**Stored data:**
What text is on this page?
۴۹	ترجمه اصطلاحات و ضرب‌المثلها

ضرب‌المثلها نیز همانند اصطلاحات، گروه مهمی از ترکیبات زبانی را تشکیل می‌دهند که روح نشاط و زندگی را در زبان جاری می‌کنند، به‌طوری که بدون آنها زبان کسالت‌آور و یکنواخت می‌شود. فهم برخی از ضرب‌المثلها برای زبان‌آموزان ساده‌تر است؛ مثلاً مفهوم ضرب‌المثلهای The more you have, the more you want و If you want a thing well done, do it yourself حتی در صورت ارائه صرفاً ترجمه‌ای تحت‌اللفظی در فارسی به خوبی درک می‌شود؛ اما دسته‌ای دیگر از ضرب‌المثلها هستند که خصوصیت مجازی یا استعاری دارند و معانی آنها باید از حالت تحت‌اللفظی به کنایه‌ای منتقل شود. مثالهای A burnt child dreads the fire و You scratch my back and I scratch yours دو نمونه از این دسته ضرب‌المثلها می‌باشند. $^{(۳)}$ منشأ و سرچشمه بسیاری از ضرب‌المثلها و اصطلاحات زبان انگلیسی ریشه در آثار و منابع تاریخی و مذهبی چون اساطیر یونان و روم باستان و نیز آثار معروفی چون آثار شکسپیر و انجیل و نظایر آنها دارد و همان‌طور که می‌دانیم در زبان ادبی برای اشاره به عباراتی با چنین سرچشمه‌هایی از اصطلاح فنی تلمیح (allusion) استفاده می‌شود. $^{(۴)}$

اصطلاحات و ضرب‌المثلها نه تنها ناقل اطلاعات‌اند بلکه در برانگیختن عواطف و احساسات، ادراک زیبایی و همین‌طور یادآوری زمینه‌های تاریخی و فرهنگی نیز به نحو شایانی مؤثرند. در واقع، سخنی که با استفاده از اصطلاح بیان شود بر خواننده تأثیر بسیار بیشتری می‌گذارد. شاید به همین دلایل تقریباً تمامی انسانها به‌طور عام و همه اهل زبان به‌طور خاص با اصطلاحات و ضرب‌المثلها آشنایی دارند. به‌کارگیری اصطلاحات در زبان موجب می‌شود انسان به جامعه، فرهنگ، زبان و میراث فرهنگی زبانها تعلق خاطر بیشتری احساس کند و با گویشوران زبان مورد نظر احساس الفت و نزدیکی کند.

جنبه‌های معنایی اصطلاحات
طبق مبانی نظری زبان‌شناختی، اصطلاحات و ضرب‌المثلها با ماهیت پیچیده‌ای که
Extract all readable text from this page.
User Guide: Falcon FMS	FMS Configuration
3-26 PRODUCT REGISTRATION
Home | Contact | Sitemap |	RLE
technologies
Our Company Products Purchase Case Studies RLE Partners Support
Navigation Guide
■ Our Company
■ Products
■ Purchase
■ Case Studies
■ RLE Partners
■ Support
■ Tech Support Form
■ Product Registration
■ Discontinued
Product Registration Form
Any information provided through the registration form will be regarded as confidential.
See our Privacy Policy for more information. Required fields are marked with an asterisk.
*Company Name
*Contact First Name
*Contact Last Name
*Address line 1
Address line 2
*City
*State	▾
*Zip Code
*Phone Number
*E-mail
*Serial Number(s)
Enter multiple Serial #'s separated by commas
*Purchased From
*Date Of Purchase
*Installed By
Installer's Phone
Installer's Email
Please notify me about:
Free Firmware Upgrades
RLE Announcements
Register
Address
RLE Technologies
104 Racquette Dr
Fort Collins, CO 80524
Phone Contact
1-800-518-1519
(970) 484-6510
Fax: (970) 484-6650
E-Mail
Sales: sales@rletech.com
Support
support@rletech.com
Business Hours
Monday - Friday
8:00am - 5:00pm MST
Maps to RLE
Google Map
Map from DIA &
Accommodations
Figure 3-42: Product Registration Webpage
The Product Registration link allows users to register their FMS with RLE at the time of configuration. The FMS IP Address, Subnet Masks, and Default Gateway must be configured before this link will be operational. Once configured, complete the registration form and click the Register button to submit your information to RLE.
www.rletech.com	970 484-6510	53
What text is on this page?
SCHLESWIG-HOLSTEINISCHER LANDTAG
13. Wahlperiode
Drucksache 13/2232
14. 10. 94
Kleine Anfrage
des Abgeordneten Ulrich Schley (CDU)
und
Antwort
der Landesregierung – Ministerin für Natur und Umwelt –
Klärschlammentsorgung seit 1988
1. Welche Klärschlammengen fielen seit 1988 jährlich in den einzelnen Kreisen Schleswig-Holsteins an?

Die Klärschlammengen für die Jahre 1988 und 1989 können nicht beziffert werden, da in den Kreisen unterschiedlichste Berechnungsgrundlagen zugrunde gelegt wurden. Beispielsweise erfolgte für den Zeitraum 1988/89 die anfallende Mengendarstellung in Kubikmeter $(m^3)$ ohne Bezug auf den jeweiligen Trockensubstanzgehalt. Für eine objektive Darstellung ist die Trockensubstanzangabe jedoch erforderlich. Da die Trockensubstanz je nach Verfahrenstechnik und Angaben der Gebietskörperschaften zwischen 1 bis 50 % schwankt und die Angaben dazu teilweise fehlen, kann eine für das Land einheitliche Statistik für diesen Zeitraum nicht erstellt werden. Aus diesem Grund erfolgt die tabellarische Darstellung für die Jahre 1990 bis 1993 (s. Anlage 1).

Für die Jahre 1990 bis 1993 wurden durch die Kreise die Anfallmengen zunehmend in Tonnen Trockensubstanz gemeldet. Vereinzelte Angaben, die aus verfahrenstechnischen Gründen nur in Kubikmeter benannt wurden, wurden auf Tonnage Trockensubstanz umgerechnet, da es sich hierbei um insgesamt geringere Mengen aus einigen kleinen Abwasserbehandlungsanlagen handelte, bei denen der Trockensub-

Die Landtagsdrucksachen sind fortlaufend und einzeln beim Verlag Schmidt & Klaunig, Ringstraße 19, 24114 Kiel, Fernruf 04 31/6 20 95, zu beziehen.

**Directive:** Copy the material above, line for line.

**Exercise answer:**
What text is on this page?
۴۹	ترجمه اصطلاحات و ضرب‌المثلها

ضرب‌المثلها نیز همانند اصطلاحات، گروه مهمی از ترکیبات زبانی را تشکیل می‌دهند که روح نشاط و زندگی را در زبان جاری می‌کنند، به‌طوری که بدون آنها زبان کسالت‌آور و یکنواخت می‌شود. فهم برخی از ضرب‌المثلها برای زبان‌آموزان ساده‌تر است؛ مثلاً مفهوم ضرب‌المثلهای The more you have, the more you want و If you want a thing well done, do it yourself حتی در صورت ارائه صرفاً ترجمه‌ای تحت‌اللفظی در فارسی به خوبی درک می‌شود؛ اما دسته‌ای دیگر از ضرب‌المثلها هستند که خصوصیت مجازی یا استعاری دارند و معانی آنها باید از حالت تحت‌اللفظی به کنایه‌ای منتقل شود. مثالهای A burnt child dreads the fire و You scratch my back and I scratch yours دو نمونه از این دسته ضرب‌المثلها می‌باشند. $^{(۳)}$ منشأ و سرچشمه بسیاری از ضرب‌المثلها و اصطلاحات زبان انگلیسی ریشه در آثار و منابع تاریخی و مذهبی چون اساطیر یونان و روم باستان و نیز آثار معروفی چون آثار شکسپیر و انجیل و نظایر آنها دارد و همان‌طور که می‌دانیم در زبان ادبی برای اشاره به عباراتی با چنین سرچشمه‌هایی از اصطلاح فنی تلمیح (allusion) استفاده می‌شود. $^{(۴)}$

اصطلاحات و ضرب‌المثلها نه تنها ناقل اطلاعات‌اند بلکه در برانگیختن عواطف و احساسات، ادراک زیبایی و همین‌طور یادآوری زمینه‌های تاریخی و فرهنگی نیز به نحو شایانی مؤثرند. در واقع، سخنی که با استفاده از اصطلاح بیان شود بر خواننده تأثیر بسیار بیشتری می‌گذارد. شاید به همین دلایل تقریباً تمامی انسانها به‌طور عام و همه اهل زبان به‌طور خاص با اصطلاحات و ضرب‌المثلها آشنایی دارند. به‌کارگیری اصطلاحات در زبان موجب می‌شود انسان به جامعه، فرهنگ، زبان و میراث فرهنگی زبانها تعلق خاطر بیشتری احساس کند و با گویشوران زبان مورد نظر احساس الفت و نزدیکی کند.

جنبه‌های معنایی اصطلاحات
طبق مبانی نظری زبان‌شناختی، اصطلاحات و ضرب‌المثلها با ماهیت پیچیده‌ای که
Extract all readable text from this page.
User Guide: Falcon FMS	FMS Configuration
3-26 PRODUCT REGISTRATION
Home | Contact | Sitemap |	RLE
technologies
Our Company Products Purchase Case Studies RLE Partners Support
Navigation Guide
■ Our Company
■ Products
■ Purchase
■ Case Studies
■ RLE Partners
■ Support
■ Tech Support Form
■ Product Registration
■ Discontinued
Product Registration Form
Any information provided through the registration form will be regarded as confidential.
See our Privacy Policy for more information. Required fields are marked with an asterisk.
*Company Name
*Contact First Name
*Contact Last Name
*Address line 1
Address line 2
*City
*State	▾
*Zip Code
*Phone Number
*E-mail
*Serial Number(s)
Enter multiple Serial #'s separated by commas
*Purchased From
*Date Of Purchase
*Installed By
Installer's Phone
Installer's Email
Please notify me about:
Free Firmware Upgrades
RLE Announcements
Register
Address
RLE Technologies
104 Racquette Dr
Fort Collins, CO 80524
Phone Contact
1-800-518-1519
(970) 484-6510
Fax: (970) 484-6650
E-Mail
Sales: sales@rletech.com
Support
support@rletech.com
Business Hours
Monday - Friday
8:00am - 5:00pm MST
Maps to RLE
Google Map
Map from DIA &
Accommodations
Figure 3-42: Product Registration Webpage
The Product Registration link allows users to register their FMS with RLE at the time of configuration. The FMS IP Address, Subnet Masks, and Default Gateway must be configured before this link will be operational. Once configured, complete the registration form and click the Register button to submit your information to RLE.
www.rletech.com	970 484-6510	53
What text is on this page?
SCHLESWIG-HOLSTEINISCHER LANDTAG
13. Wahlperiode
Drucksache 13/2232
14. 10. 94
Kleine Anfrage
des Abgeordneten Ulrich Schley (CDU)
und
Antwort
der Landesregierung – Ministerin für Natur und Umwelt –
Klärschlammentsorgung seit 1988
1. Welche Klärschlammengen fielen seit 1988 jährlich in den einzelnen Kreisen Schleswig-Holsteins an?

Die Klärschlammengen für die Jahre 1988 und 1989 können nicht beziffert werden, da in den Kreisen unterschiedlichste Berechnungsgrundlagen zugrunde gelegt wurden. Beispielsweise erfolgte für den Zeitraum 1988/89 die anfallende Mengendarstellung in Kubikmeter $(m^3)$ ohne Bezug auf den jeweiligen Trockensubstanzgehalt. Für eine objektive Darstellung ist die Trockensubstanzangabe jedoch erforderlich. Da die Trockensubstanz je nach Verfahrenstechnik und Angaben der Gebietskörperschaften zwischen 1 bis 50 % schwankt und die Angaben dazu teilweise fehlen, kann eine für das Land einheitliche Statistik für diesen Zeitraum nicht erstellt werden. Aus diesem Grund erfolgt die tabellarische Darstellung für die Jahre 1990 bis 1993 (s. Anlage 1).

Für die Jahre 1990 bis 1993 wurden durch die Kreise die Anfallmengen zunehmend in Tonnen Trockensubstanz gemeldet. Vereinzelte Angaben, die aus verfahrenstechnischen Gründen nur in Kubikmeter benannt wurden, wurden auf Tonnage Trockensubstanz umgerechnet, da es sich hierbei um insgesamt geringere Mengen aus einigen kleinen Abwasserbehandlungsanlagen handelte, bei denen der Trockensub-

Die Landtagsdrucksachen sind fortlaufend und einzeln beim Verlag Schmidt & Klaunig, Ringstraße 19, 24114 Kiel, Fernruf 04 31/6 20 95, zu beziehen.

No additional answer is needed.